> PROVIDED ENTRIES
###

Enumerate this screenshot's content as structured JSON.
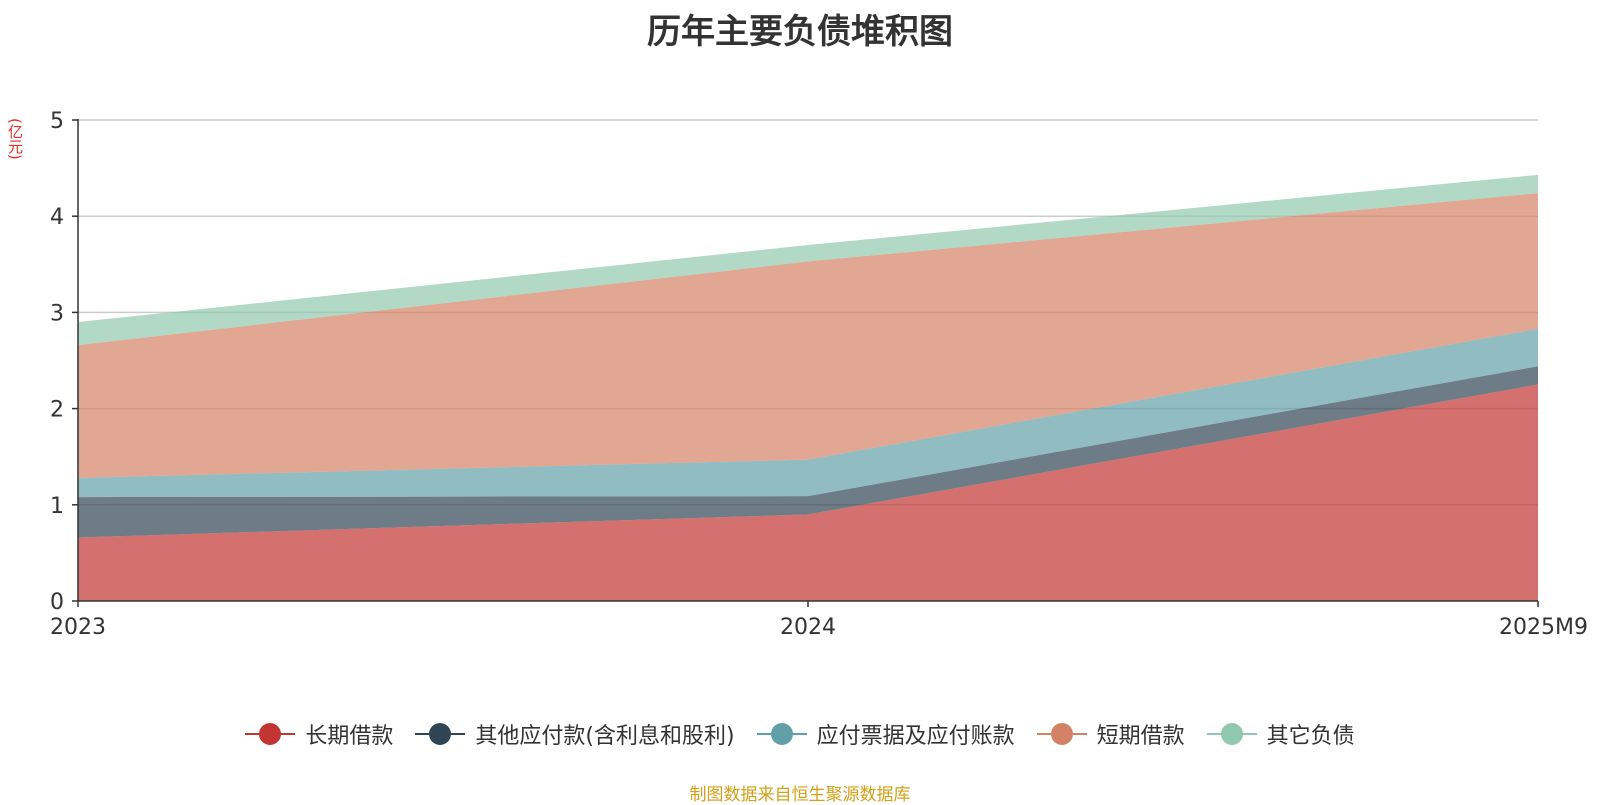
{
  "chart_data": {
    "type": "area",
    "stacked": true,
    "title": "历年主要负债堆积图",
    "ylabel": "(亿元)",
    "x": [
      "2023",
      "2024",
      "2025M9"
    ],
    "ylim": [
      0,
      5
    ],
    "yticks": [
      0,
      1,
      2,
      3,
      4,
      5
    ],
    "grid": true,
    "legend_position": "bottom",
    "series": [
      {
        "name": "长期借款",
        "color": "#c23531",
        "values": [
          0.66,
          0.9,
          2.25
        ]
      },
      {
        "name": "其他应付款(含利息和股利)",
        "color": "#2f4554",
        "values": [
          0.42,
          0.19,
          0.19
        ]
      },
      {
        "name": "应付票据及应付账款",
        "color": "#61a0a8",
        "values": [
          0.2,
          0.38,
          0.39
        ]
      },
      {
        "name": "短期借款",
        "color": "#d48265",
        "values": [
          1.38,
          2.06,
          1.41
        ]
      },
      {
        "name": "其它负债",
        "color": "#91c7ae",
        "values": [
          0.24,
          0.17,
          0.19
        ]
      }
    ]
  },
  "footer": {
    "source_note": "制图数据来自恒生聚源数据库"
  }
}
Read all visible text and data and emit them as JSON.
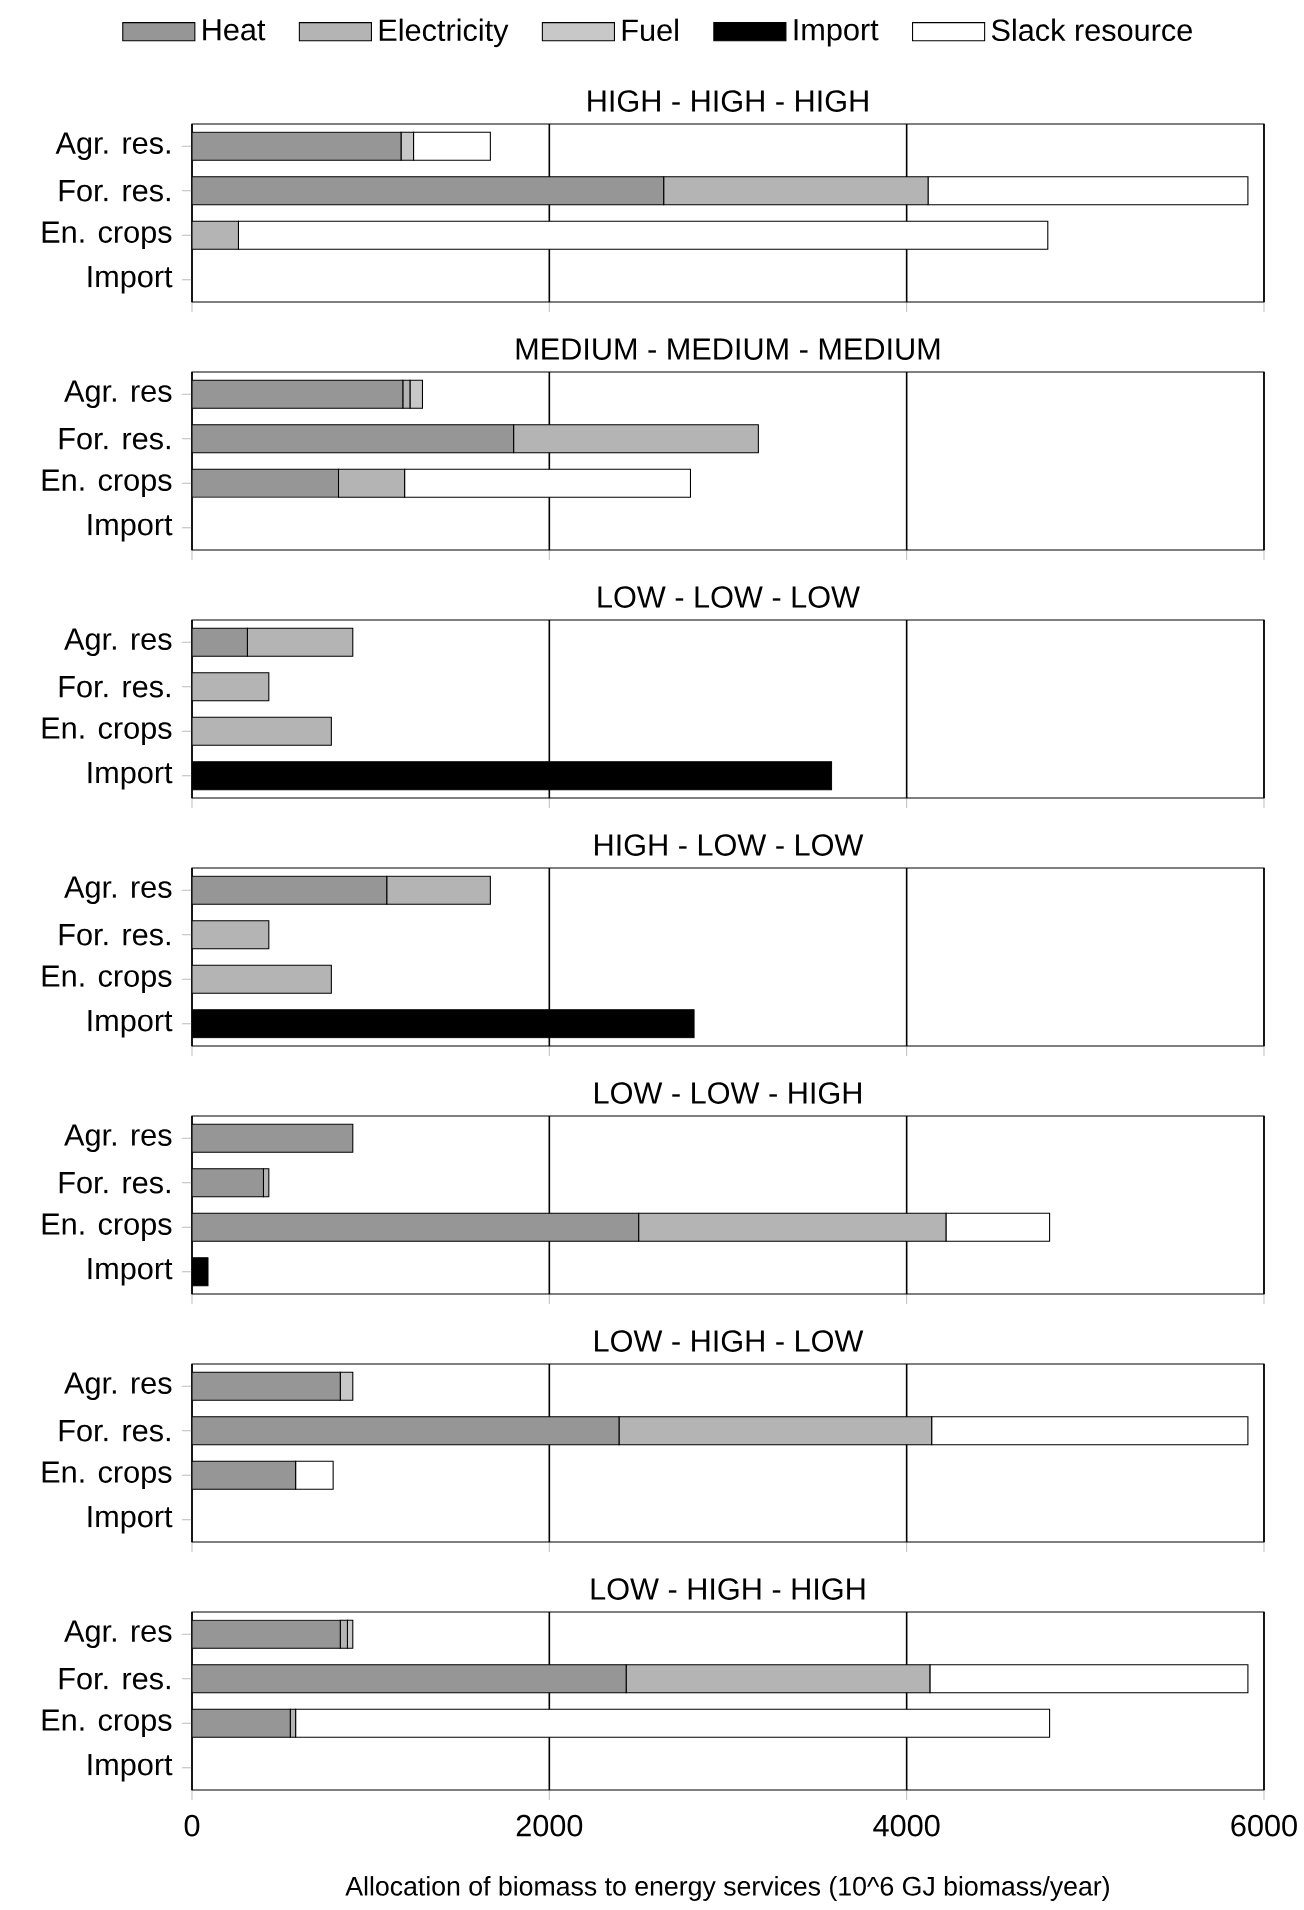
{
  "chart_data": [
    {
      "type": "bar",
      "orientation": "horizontal",
      "stacked": true,
      "title": "HIGH - HIGH - HIGH",
      "categories": [
        "Agr. res.",
        "For. res.",
        "En. crops",
        "Import"
      ],
      "xlim": [
        0,
        6000
      ],
      "xticks": [
        0,
        2000,
        4000,
        6000
      ],
      "grid": "x",
      "legend": "top",
      "tick_labels": "y",
      "series": [
        {
          "name": "Heat",
          "color": "#969696",
          "values": [
            1170,
            2640,
            0,
            0
          ]
        },
        {
          "name": "Electricity",
          "color": "#b4b4b4",
          "values": [
            0,
            1480,
            260,
            0
          ]
        },
        {
          "name": "Fuel",
          "color": "#c8c8c8",
          "values": [
            70,
            0,
            0,
            0
          ]
        },
        {
          "name": "Import",
          "color": "#000000",
          "values": [
            0,
            0,
            0,
            0
          ]
        },
        {
          "name": "Slack resource",
          "color": "#ffffff",
          "values": [
            430,
            1790,
            4530,
            0
          ]
        }
      ]
    },
    {
      "type": "bar",
      "orientation": "horizontal",
      "stacked": true,
      "title": "MEDIUM - MEDIUM - MEDIUM",
      "categories": [
        "Agr. res",
        "For. res.",
        "En. crops",
        "Import"
      ],
      "xlim": [
        0,
        6000
      ],
      "xticks": [
        0,
        2000,
        4000,
        6000
      ],
      "grid": "x",
      "tick_labels": "y",
      "series": [
        {
          "color": "#969696",
          "values": [
            1180,
            1800,
            820,
            0
          ]
        },
        {
          "color": "#b4b4b4",
          "values": [
            40,
            1370,
            370,
            0
          ]
        },
        {
          "color": "#c8c8c8",
          "values": [
            70,
            0,
            0,
            0
          ]
        },
        {
          "color": "#000000",
          "values": [
            0,
            0,
            0,
            0
          ]
        },
        {
          "color": "#ffffff",
          "values": [
            0,
            0,
            1600,
            0
          ]
        }
      ]
    },
    {
      "type": "bar",
      "orientation": "horizontal",
      "stacked": true,
      "title": "LOW - LOW - LOW",
      "categories": [
        "Agr. res",
        "For. res.",
        "En. crops",
        "Import"
      ],
      "xlim": [
        0,
        6000
      ],
      "xticks": [
        0,
        2000,
        4000,
        6000
      ],
      "grid": "x",
      "tick_labels": "y",
      "series": [
        {
          "color": "#969696",
          "values": [
            310,
            0,
            0,
            0
          ]
        },
        {
          "color": "#b4b4b4",
          "values": [
            590,
            430,
            780,
            0
          ]
        },
        {
          "color": "#c8c8c8",
          "values": [
            0,
            0,
            0,
            0
          ]
        },
        {
          "color": "#000000",
          "values": [
            0,
            0,
            0,
            3580
          ]
        },
        {
          "color": "#ffffff",
          "values": [
            0,
            0,
            0,
            0
          ]
        }
      ]
    },
    {
      "type": "bar",
      "orientation": "horizontal",
      "stacked": true,
      "title": "HIGH - LOW - LOW",
      "categories": [
        "Agr. res",
        "For. res.",
        "En. crops",
        "Import"
      ],
      "xlim": [
        0,
        6000
      ],
      "xticks": [
        0,
        2000,
        4000,
        6000
      ],
      "grid": "x",
      "tick_labels": "y",
      "series": [
        {
          "color": "#969696",
          "values": [
            1090,
            0,
            0,
            0
          ]
        },
        {
          "color": "#b4b4b4",
          "values": [
            580,
            430,
            780,
            0
          ]
        },
        {
          "color": "#c8c8c8",
          "values": [
            0,
            0,
            0,
            0
          ]
        },
        {
          "color": "#000000",
          "values": [
            0,
            0,
            0,
            2810
          ]
        },
        {
          "color": "#ffffff",
          "values": [
            0,
            0,
            0,
            0
          ]
        }
      ]
    },
    {
      "type": "bar",
      "orientation": "horizontal",
      "stacked": true,
      "title": "LOW - LOW - HIGH",
      "categories": [
        "Agr. res",
        "For. res.",
        "En. crops",
        "Import"
      ],
      "xlim": [
        0,
        6000
      ],
      "xticks": [
        0,
        2000,
        4000,
        6000
      ],
      "grid": "x",
      "tick_labels": "y",
      "series": [
        {
          "color": "#969696",
          "values": [
            900,
            400,
            2500,
            0
          ]
        },
        {
          "color": "#b4b4b4",
          "values": [
            0,
            30,
            1720,
            0
          ]
        },
        {
          "color": "#c8c8c8",
          "values": [
            0,
            0,
            0,
            0
          ]
        },
        {
          "color": "#000000",
          "values": [
            0,
            0,
            0,
            90
          ]
        },
        {
          "color": "#ffffff",
          "values": [
            0,
            0,
            580,
            0
          ]
        }
      ]
    },
    {
      "type": "bar",
      "orientation": "horizontal",
      "stacked": true,
      "title": "LOW - HIGH - LOW",
      "categories": [
        "Agr. res",
        "For. res.",
        "En. crops",
        "Import"
      ],
      "xlim": [
        0,
        6000
      ],
      "xticks": [
        0,
        2000,
        4000,
        6000
      ],
      "grid": "x",
      "tick_labels": "y",
      "series": [
        {
          "color": "#969696",
          "values": [
            830,
            2390,
            580,
            0
          ]
        },
        {
          "color": "#b4b4b4",
          "values": [
            0,
            1750,
            0,
            0
          ]
        },
        {
          "color": "#c8c8c8",
          "values": [
            70,
            0,
            0,
            0
          ]
        },
        {
          "color": "#000000",
          "values": [
            0,
            0,
            0,
            0
          ]
        },
        {
          "color": "#ffffff",
          "values": [
            0,
            1770,
            210,
            0
          ]
        }
      ]
    },
    {
      "type": "bar",
      "orientation": "horizontal",
      "stacked": true,
      "title": "LOW - HIGH - HIGH",
      "categories": [
        "Agr. res",
        "For. res.",
        "En. crops",
        "Import"
      ],
      "xlim": [
        0,
        6000
      ],
      "xticks": [
        0,
        2000,
        4000,
        6000
      ],
      "grid": "x",
      "xlabel": "Allocation of biomass to energy services (10^6 GJ biomass/year)",
      "series": [
        {
          "color": "#969696",
          "values": [
            830,
            2430,
            550,
            0
          ]
        },
        {
          "color": "#b4b4b4",
          "values": [
            40,
            1700,
            30,
            0
          ]
        },
        {
          "color": "#c8c8c8",
          "values": [
            30,
            0,
            0,
            0
          ]
        },
        {
          "color": "#000000",
          "values": [
            0,
            0,
            0,
            0
          ]
        },
        {
          "color": "#ffffff",
          "values": [
            0,
            1780,
            4220,
            0
          ]
        }
      ]
    }
  ]
}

###

Return each line from the material above exactly, but not the pictures.

> CORRECT RESPONSE
Enumerate this screenshot's content as structured JSON.
{
  "chart_data": {
    "type": "area",
    "stacked": true,
    "title": "历年主要负债堆积图",
    "ylabel": "(亿元)",
    "x": [
      "2023",
      "2024",
      "2025M9"
    ],
    "ylim": [
      0,
      5
    ],
    "yticks": [
      0,
      1,
      2,
      3,
      4,
      5
    ],
    "grid": true,
    "legend_position": "bottom",
    "series": [
      {
        "name": "长期借款",
        "color": "#c23531",
        "values": [
          0.66,
          0.9,
          2.25
        ]
      },
      {
        "name": "其他应付款(含利息和股利)",
        "color": "#2f4554",
        "values": [
          0.42,
          0.19,
          0.19
        ]
      },
      {
        "name": "应付票据及应付账款",
        "color": "#61a0a8",
        "values": [
          0.2,
          0.38,
          0.39
        ]
      },
      {
        "name": "短期借款",
        "color": "#d48265",
        "values": [
          1.38,
          2.06,
          1.41
        ]
      },
      {
        "name": "其它负债",
        "color": "#91c7ae",
        "values": [
          0.24,
          0.17,
          0.19
        ]
      }
    ]
  },
  "footer": {
    "source_note": "制图数据来自恒生聚源数据库"
  }
}
Read all visible text and data and emit them as JSON.
{
  "chart_data": [
    {
      "type": "bar",
      "orientation": "horizontal",
      "stacked": true,
      "title": "HIGH - HIGH - HIGH",
      "categories": [
        "Agr. res.",
        "For. res.",
        "En. crops",
        "Import"
      ],
      "xlim": [
        0,
        6000
      ],
      "xticks": [
        0,
        2000,
        4000,
        6000
      ],
      "grid": "x",
      "legend": "top",
      "tick_labels": "y",
      "series": [
        {
          "name": "Heat",
          "color": "#969696",
          "values": [
            1170,
            2640,
            0,
            0
          ]
        },
        {
          "name": "Electricity",
          "color": "#b4b4b4",
          "values": [
            0,
            1480,
            260,
            0
          ]
        },
        {
          "name": "Fuel",
          "color": "#c8c8c8",
          "values": [
            70,
            0,
            0,
            0
          ]
        },
        {
          "name": "Import",
          "color": "#000000",
          "values": [
            0,
            0,
            0,
            0
          ]
        },
        {
          "name": "Slack resource",
          "color": "#ffffff",
          "values": [
            430,
            1790,
            4530,
            0
          ]
        }
      ]
    },
    {
      "type": "bar",
      "orientation": "horizontal",
      "stacked": true,
      "title": "MEDIUM - MEDIUM - MEDIUM",
      "categories": [
        "Agr. res",
        "For. res.",
        "En. crops",
        "Import"
      ],
      "xlim": [
        0,
        6000
      ],
      "xticks": [
        0,
        2000,
        4000,
        6000
      ],
      "grid": "x",
      "tick_labels": "y",
      "series": [
        {
          "color": "#969696",
          "values": [
            1180,
            1800,
            820,
            0
          ]
        },
        {
          "color": "#b4b4b4",
          "values": [
            40,
            1370,
            370,
            0
          ]
        },
        {
          "color": "#c8c8c8",
          "values": [
            70,
            0,
            0,
            0
          ]
        },
        {
          "color": "#000000",
          "values": [
            0,
            0,
            0,
            0
          ]
        },
        {
          "color": "#ffffff",
          "values": [
            0,
            0,
            1600,
            0
          ]
        }
      ]
    },
    {
      "type": "bar",
      "orientation": "horizontal",
      "stacked": true,
      "title": "LOW - LOW - LOW",
      "categories": [
        "Agr. res",
        "For. res.",
        "En. crops",
        "Import"
      ],
      "xlim": [
        0,
        6000
      ],
      "xticks": [
        0,
        2000,
        4000,
        6000
      ],
      "grid": "x",
      "tick_labels": "y",
      "series": [
        {
          "color": "#969696",
          "values": [
            310,
            0,
            0,
            0
          ]
        },
        {
          "color": "#b4b4b4",
          "values": [
            590,
            430,
            780,
            0
          ]
        },
        {
          "color": "#c8c8c8",
          "values": [
            0,
            0,
            0,
            0
          ]
        },
        {
          "color": "#000000",
          "values": [
            0,
            0,
            0,
            3580
          ]
        },
        {
          "color": "#ffffff",
          "values": [
            0,
            0,
            0,
            0
          ]
        }
      ]
    },
    {
      "type": "bar",
      "orientation": "horizontal",
      "stacked": true,
      "title": "HIGH - LOW - LOW",
      "categories": [
        "Agr. res",
        "For. res.",
        "En. crops",
        "Import"
      ],
      "xlim": [
        0,
        6000
      ],
      "xticks": [
        0,
        2000,
        4000,
        6000
      ],
      "grid": "x",
      "tick_labels": "y",
      "series": [
        {
          "color": "#969696",
          "values": [
            1090,
            0,
            0,
            0
          ]
        },
        {
          "color": "#b4b4b4",
          "values": [
            580,
            430,
            780,
            0
          ]
        },
        {
          "color": "#c8c8c8",
          "values": [
            0,
            0,
            0,
            0
          ]
        },
        {
          "color": "#000000",
          "values": [
            0,
            0,
            0,
            2810
          ]
        },
        {
          "color": "#ffffff",
          "values": [
            0,
            0,
            0,
            0
          ]
        }
      ]
    },
    {
      "type": "bar",
      "orientation": "horizontal",
      "stacked": true,
      "title": "LOW - LOW - HIGH",
      "categories": [
        "Agr. res",
        "For. res.",
        "En. crops",
        "Import"
      ],
      "xlim": [
        0,
        6000
      ],
      "xticks": [
        0,
        2000,
        4000,
        6000
      ],
      "grid": "x",
      "tick_labels": "y",
      "series": [
        {
          "color": "#969696",
          "values": [
            900,
            400,
            2500,
            0
          ]
        },
        {
          "color": "#b4b4b4",
          "values": [
            0,
            30,
            1720,
            0
          ]
        },
        {
          "color": "#c8c8c8",
          "values": [
            0,
            0,
            0,
            0
          ]
        },
        {
          "color": "#000000",
          "values": [
            0,
            0,
            0,
            90
          ]
        },
        {
          "color": "#ffffff",
          "values": [
            0,
            0,
            580,
            0
          ]
        }
      ]
    },
    {
      "type": "bar",
      "orientation": "horizontal",
      "stacked": true,
      "title": "LOW - HIGH - LOW",
      "categories": [
        "Agr. res",
        "For. res.",
        "En. crops",
        "Import"
      ],
      "xlim": [
        0,
        6000
      ],
      "xticks": [
        0,
        2000,
        4000,
        6000
      ],
      "grid": "x",
      "tick_labels": "y",
      "series": [
        {
          "color": "#969696",
          "values": [
            830,
            2390,
            580,
            0
          ]
        },
        {
          "color": "#b4b4b4",
          "values": [
            0,
            1750,
            0,
            0
          ]
        },
        {
          "color": "#c8c8c8",
          "values": [
            70,
            0,
            0,
            0
          ]
        },
        {
          "color": "#000000",
          "values": [
            0,
            0,
            0,
            0
          ]
        },
        {
          "color": "#ffffff",
          "values": [
            0,
            1770,
            210,
            0
          ]
        }
      ]
    },
    {
      "type": "bar",
      "orientation": "horizontal",
      "stacked": true,
      "title": "LOW - HIGH - HIGH",
      "categories": [
        "Agr. res",
        "For. res.",
        "En. crops",
        "Import"
      ],
      "xlim": [
        0,
        6000
      ],
      "xticks": [
        0,
        2000,
        4000,
        6000
      ],
      "grid": "x",
      "xlabel": "Allocation of biomass to energy services (10^6 GJ biomass/year)",
      "series": [
        {
          "color": "#969696",
          "values": [
            830,
            2430,
            550,
            0
          ]
        },
        {
          "color": "#b4b4b4",
          "values": [
            40,
            1700,
            30,
            0
          ]
        },
        {
          "color": "#c8c8c8",
          "values": [
            30,
            0,
            0,
            0
          ]
        },
        {
          "color": "#000000",
          "values": [
            0,
            0,
            0,
            0
          ]
        },
        {
          "color": "#ffffff",
          "values": [
            0,
            1780,
            4220,
            0
          ]
        }
      ]
    }
  ]
}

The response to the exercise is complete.